Supplied data
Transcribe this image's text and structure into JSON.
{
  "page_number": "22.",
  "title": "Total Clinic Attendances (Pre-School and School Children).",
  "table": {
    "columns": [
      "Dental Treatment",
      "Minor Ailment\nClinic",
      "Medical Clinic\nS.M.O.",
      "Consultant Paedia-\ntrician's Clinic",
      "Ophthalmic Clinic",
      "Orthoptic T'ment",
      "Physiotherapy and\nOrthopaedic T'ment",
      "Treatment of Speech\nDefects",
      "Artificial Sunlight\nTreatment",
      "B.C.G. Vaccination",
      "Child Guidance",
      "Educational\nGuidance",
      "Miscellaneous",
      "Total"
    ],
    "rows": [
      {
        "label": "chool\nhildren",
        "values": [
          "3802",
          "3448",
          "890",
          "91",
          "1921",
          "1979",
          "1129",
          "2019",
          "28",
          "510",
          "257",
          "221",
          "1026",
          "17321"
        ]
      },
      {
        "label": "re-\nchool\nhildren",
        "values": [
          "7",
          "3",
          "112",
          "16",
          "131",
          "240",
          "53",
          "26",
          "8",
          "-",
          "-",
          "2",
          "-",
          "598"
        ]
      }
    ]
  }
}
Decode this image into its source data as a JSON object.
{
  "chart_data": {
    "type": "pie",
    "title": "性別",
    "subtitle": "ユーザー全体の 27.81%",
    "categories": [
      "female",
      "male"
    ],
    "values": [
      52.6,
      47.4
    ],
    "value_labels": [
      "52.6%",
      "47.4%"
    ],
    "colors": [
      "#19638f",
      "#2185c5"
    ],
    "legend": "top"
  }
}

Instructions for the task
Only the number is wanted: how many lines in the entries above contain the word "image"?

The completed task
2